→ **STATED TASK**:
Track down every line below that holds "JSON" and copy it.

Dataset rows about figures
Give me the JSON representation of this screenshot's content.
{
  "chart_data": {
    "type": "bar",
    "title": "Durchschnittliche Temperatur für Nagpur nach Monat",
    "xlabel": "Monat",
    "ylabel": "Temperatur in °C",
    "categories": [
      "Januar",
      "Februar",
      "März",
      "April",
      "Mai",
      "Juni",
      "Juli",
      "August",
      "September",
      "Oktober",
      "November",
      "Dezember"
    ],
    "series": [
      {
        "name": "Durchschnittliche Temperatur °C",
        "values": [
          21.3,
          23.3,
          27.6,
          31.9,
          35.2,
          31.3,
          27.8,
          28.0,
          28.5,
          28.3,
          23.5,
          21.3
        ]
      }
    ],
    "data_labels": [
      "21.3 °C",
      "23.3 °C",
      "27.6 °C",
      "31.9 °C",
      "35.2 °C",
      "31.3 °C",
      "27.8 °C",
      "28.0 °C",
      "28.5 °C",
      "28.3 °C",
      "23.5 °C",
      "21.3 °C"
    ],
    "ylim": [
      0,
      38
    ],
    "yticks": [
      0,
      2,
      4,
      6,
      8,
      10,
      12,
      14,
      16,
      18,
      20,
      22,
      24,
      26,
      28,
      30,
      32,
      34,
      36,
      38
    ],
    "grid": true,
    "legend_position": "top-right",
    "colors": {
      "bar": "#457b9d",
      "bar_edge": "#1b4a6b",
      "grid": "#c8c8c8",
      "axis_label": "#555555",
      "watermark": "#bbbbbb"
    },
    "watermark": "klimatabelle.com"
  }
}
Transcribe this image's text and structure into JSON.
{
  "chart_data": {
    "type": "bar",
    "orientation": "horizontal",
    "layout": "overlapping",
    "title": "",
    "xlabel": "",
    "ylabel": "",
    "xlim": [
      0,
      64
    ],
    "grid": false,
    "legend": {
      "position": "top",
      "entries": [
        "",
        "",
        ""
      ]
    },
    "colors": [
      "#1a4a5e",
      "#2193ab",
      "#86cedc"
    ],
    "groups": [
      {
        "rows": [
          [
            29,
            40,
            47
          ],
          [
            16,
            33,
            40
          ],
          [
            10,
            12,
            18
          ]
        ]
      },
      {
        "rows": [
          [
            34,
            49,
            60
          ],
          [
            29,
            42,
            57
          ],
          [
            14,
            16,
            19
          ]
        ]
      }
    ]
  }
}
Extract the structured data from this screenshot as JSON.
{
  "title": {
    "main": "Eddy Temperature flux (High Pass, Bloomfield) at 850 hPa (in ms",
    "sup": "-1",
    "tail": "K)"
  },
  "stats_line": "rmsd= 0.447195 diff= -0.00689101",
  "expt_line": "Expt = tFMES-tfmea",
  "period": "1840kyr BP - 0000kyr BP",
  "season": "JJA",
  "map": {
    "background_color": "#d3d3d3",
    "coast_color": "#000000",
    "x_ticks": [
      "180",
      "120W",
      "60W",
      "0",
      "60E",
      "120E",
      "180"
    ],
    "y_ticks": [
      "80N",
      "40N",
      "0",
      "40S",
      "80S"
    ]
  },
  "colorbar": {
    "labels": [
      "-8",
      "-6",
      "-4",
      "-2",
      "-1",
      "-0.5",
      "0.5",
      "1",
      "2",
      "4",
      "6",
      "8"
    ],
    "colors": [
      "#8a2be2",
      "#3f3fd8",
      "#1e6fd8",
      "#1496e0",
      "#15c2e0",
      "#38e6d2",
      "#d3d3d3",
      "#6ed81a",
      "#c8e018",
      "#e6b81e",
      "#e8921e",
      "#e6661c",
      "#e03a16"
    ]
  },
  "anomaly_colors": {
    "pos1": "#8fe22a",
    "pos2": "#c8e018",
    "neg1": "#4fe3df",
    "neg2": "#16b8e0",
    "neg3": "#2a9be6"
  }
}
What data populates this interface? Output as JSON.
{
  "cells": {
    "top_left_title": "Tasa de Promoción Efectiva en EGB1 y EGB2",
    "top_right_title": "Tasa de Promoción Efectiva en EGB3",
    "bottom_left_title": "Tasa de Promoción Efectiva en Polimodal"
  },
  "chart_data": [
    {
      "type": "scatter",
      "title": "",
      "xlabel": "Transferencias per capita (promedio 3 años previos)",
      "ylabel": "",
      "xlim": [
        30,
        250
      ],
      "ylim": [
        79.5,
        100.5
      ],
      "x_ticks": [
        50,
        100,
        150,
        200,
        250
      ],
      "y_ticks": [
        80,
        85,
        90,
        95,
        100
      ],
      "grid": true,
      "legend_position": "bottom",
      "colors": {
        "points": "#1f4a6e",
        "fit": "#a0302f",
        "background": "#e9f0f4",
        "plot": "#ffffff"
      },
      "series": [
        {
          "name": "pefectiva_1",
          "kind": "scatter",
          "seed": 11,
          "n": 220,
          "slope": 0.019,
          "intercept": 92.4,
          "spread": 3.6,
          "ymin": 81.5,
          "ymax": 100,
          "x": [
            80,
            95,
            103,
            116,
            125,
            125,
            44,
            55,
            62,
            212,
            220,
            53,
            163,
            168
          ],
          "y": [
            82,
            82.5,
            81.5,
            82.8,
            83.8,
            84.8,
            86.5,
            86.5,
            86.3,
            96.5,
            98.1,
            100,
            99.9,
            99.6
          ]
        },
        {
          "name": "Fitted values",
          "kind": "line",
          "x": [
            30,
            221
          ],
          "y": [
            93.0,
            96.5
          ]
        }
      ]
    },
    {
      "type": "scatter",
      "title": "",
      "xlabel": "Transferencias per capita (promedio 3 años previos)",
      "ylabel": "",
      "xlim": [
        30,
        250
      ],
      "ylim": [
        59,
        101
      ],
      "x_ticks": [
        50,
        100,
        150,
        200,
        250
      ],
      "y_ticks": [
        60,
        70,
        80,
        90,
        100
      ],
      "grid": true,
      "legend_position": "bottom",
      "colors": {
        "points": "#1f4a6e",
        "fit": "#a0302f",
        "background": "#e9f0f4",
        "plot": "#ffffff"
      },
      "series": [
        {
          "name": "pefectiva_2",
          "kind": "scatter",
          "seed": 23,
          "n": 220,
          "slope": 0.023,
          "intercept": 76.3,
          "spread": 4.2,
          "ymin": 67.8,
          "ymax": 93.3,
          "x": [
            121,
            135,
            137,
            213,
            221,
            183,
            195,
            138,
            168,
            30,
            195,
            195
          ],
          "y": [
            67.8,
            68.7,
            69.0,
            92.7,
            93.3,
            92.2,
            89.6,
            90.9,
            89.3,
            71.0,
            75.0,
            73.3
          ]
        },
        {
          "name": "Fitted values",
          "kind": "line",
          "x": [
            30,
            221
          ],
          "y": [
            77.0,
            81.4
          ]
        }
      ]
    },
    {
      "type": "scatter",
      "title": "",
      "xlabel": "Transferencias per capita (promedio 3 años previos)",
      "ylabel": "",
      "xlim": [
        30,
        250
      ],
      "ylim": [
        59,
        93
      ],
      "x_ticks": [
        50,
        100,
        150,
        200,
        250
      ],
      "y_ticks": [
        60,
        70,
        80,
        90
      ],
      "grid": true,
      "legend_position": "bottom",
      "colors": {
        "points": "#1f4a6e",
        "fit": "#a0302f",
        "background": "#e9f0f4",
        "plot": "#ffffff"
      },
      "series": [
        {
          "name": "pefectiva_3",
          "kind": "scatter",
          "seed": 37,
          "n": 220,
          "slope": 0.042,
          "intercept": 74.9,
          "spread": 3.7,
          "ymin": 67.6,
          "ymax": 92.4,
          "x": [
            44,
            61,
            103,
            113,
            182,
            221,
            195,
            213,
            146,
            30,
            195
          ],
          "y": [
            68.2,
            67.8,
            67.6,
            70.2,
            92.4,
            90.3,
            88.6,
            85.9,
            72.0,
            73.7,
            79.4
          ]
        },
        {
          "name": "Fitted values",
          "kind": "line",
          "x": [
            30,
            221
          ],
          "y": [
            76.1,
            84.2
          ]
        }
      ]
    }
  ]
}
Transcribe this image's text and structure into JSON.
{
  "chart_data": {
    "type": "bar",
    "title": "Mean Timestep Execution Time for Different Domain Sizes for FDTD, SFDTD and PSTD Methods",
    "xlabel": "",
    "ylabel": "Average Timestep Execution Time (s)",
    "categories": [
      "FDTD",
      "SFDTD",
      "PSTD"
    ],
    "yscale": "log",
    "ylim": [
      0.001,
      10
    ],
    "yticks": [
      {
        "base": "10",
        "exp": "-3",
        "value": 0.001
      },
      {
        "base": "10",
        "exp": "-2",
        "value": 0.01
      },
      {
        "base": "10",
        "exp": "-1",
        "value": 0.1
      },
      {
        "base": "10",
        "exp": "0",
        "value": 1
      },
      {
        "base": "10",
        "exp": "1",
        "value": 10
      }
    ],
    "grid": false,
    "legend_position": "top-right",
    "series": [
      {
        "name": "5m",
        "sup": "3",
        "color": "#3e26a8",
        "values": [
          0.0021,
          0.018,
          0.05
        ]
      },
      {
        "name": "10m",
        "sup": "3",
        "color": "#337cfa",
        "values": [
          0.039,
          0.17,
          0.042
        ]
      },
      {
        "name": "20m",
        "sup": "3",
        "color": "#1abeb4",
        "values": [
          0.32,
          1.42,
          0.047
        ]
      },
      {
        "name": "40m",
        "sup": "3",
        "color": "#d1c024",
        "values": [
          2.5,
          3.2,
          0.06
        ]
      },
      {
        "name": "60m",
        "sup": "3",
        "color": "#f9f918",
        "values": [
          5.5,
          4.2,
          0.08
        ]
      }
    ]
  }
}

→ **FULL OUTPUT**:
Give me the JSON representation of this screenshot's content.
Transcribe this image's text and structure into JSON.
Extract the structured data from this screenshot as JSON.
What data populates this interface? Output as JSON.
Transcribe this image's text and structure into JSON.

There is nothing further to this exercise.